● **Stored data entries**:
▬▬▬▬▬▬
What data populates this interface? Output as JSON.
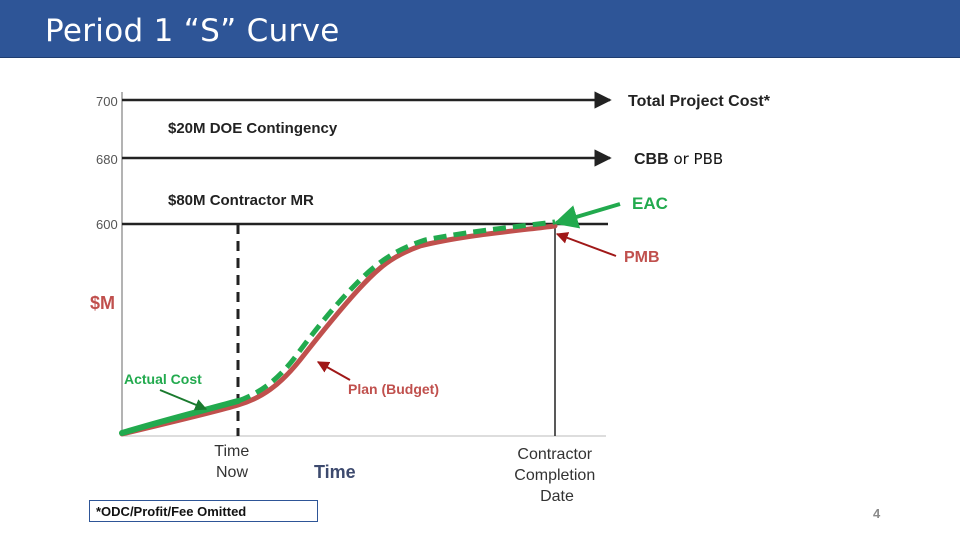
{
  "slide": {
    "title": "Period 1 “S” Curve",
    "footnote": "*ODC/Profit/Fee Omitted",
    "page_number": "4"
  },
  "colors": {
    "title_bar": "#2e5597",
    "actual_cost": "#22aa4e",
    "plan_budget": "#c0504d",
    "eac": "#22aa4e",
    "pmb": "#a01818"
  },
  "chart_data": {
    "type": "line",
    "title": "",
    "xlabel": "Time",
    "ylabel": "$M",
    "y_ticks": [
      600,
      680,
      700
    ],
    "reference_lines": [
      {
        "value": 700,
        "label": "Total Project Cost*"
      },
      {
        "value": 680,
        "label": "CBB",
        "label_suffix": " or PBB"
      },
      {
        "value": 600,
        "label": ""
      }
    ],
    "bands": [
      {
        "label": "$20M DOE Contingency",
        "between": [
          680,
          700
        ]
      },
      {
        "label": "$80M Contractor MR",
        "between": [
          600,
          680
        ]
      }
    ],
    "x_markers": [
      {
        "label_line1": "Time",
        "label_line2": "Now",
        "label_line3": ""
      },
      {
        "label_line1": "Contractor",
        "label_line2": "Completion",
        "label_line3": "Date"
      }
    ],
    "series": [
      {
        "name": "Actual Cost"
      },
      {
        "name": "Plan (Budget)"
      }
    ],
    "annotations": {
      "eac": "EAC",
      "pmb": "PMB"
    }
  }
}
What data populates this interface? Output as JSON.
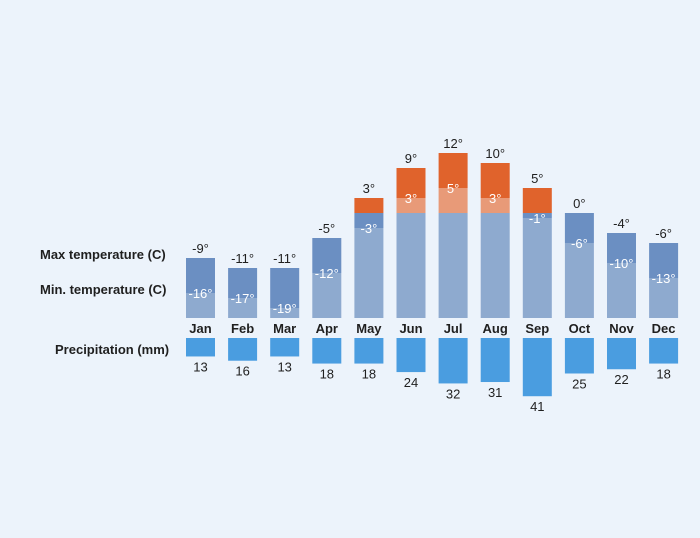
{
  "chart_data": {
    "type": "bar",
    "categories": [
      "Jan",
      "Feb",
      "Mar",
      "Apr",
      "May",
      "Jun",
      "Jul",
      "Aug",
      "Sep",
      "Oct",
      "Nov",
      "Dec"
    ],
    "series": [
      {
        "name": "Max temperature (C)",
        "values": [
          -9,
          -11,
          -11,
          -5,
          3,
          9,
          12,
          10,
          5,
          0,
          -4,
          -6
        ],
        "labels": [
          "-9°",
          "-11°",
          "-11°",
          "-5°",
          "3°",
          "9°",
          "12°",
          "10°",
          "5°",
          "0°",
          "-4°",
          "-6°"
        ]
      },
      {
        "name": "Min. temperature (C)",
        "values": [
          -16,
          -17,
          -19,
          -12,
          -3,
          3,
          5,
          3,
          -1,
          -6,
          -10,
          -13
        ],
        "labels": [
          "-16°",
          "-17°",
          "-19°",
          "-12°",
          "-3°",
          "3°",
          "5°",
          "3°",
          "-1°",
          "-6°",
          "-10°",
          "-13°"
        ]
      },
      {
        "name": "Precipitation (mm)",
        "values": [
          13,
          16,
          13,
          18,
          18,
          24,
          32,
          31,
          41,
          25,
          22,
          18
        ],
        "labels": [
          "13",
          "16",
          "13",
          "18",
          "18",
          "24",
          "32",
          "31",
          "41",
          "25",
          "22",
          "18"
        ]
      }
    ],
    "colors": {
      "cold_max": "#6b8fc2",
      "cold_min": "#8eaacf",
      "warm_max": "#e0632c",
      "warm_min": "#e89a78",
      "precip": "#4a9de0"
    },
    "temperature_base": -21,
    "grid": false,
    "legend": "left"
  },
  "labels": {
    "max": "Max temperature (C)",
    "min": "Min. temperature (C)",
    "precip": "Precipitation (mm)"
  }
}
▬▬▬▬▬▬
Write out the listing word for word, omitting the pictures it holds.

What data populates this interface? Output as JSON.
{
  "slide": {
    "title": "Period 1 “S” Curve",
    "footnote": "*ODC/Profit/Fee Omitted",
    "page_number": "4"
  },
  "colors": {
    "title_bar": "#2e5597",
    "actual_cost": "#22aa4e",
    "plan_budget": "#c0504d",
    "eac": "#22aa4e",
    "pmb": "#a01818"
  },
  "chart_data": {
    "type": "line",
    "title": "",
    "xlabel": "Time",
    "ylabel": "$M",
    "y_ticks": [
      600,
      680,
      700
    ],
    "reference_lines": [
      {
        "value": 700,
        "label": "Total Project Cost*"
      },
      {
        "value": 680,
        "label": "CBB",
        "label_suffix": " or PBB"
      },
      {
        "value": 600,
        "label": ""
      }
    ],
    "bands": [
      {
        "label": "$20M DOE Contingency",
        "between": [
          680,
          700
        ]
      },
      {
        "label": "$80M Contractor MR",
        "between": [
          600,
          680
        ]
      }
    ],
    "x_markers": [
      {
        "label_line1": "Time",
        "label_line2": "Now",
        "label_line3": ""
      },
      {
        "label_line1": "Contractor",
        "label_line2": "Completion",
        "label_line3": "Date"
      }
    ],
    "series": [
      {
        "name": "Actual Cost"
      },
      {
        "name": "Plan (Budget)"
      }
    ],
    "annotations": {
      "eac": "EAC",
      "pmb": "PMB"
    }
  }
}
What data populates this interface? Output as JSON.
{
  "chart_data": {
    "type": "bar",
    "categories": [
      "Jan",
      "Feb",
      "Mar",
      "Apr",
      "May",
      "Jun",
      "Jul",
      "Aug",
      "Sep",
      "Oct",
      "Nov",
      "Dec"
    ],
    "series": [
      {
        "name": "Max temperature (C)",
        "values": [
          -9,
          -11,
          -11,
          -5,
          3,
          9,
          12,
          10,
          5,
          0,
          -4,
          -6
        ],
        "labels": [
          "-9°",
          "-11°",
          "-11°",
          "-5°",
          "3°",
          "9°",
          "12°",
          "10°",
          "5°",
          "0°",
          "-4°",
          "-6°"
        ]
      },
      {
        "name": "Min. temperature (C)",
        "values": [
          -16,
          -17,
          -19,
          -12,
          -3,
          3,
          5,
          3,
          -1,
          -6,
          -10,
          -13
        ],
        "labels": [
          "-16°",
          "-17°",
          "-19°",
          "-12°",
          "-3°",
          "3°",
          "5°",
          "3°",
          "-1°",
          "-6°",
          "-10°",
          "-13°"
        ]
      },
      {
        "name": "Precipitation (mm)",
        "values": [
          13,
          16,
          13,
          18,
          18,
          24,
          32,
          31,
          41,
          25,
          22,
          18
        ],
        "labels": [
          "13",
          "16",
          "13",
          "18",
          "18",
          "24",
          "32",
          "31",
          "41",
          "25",
          "22",
          "18"
        ]
      }
    ],
    "colors": {
      "cold_max": "#6b8fc2",
      "cold_min": "#8eaacf",
      "warm_max": "#e0632c",
      "warm_min": "#e89a78",
      "precip": "#4a9de0"
    },
    "temperature_base": -21,
    "grid": false,
    "legend": "left"
  },
  "labels": {
    "max": "Max temperature (C)",
    "min": "Min. temperature (C)",
    "precip": "Precipitation (mm)"
  }
}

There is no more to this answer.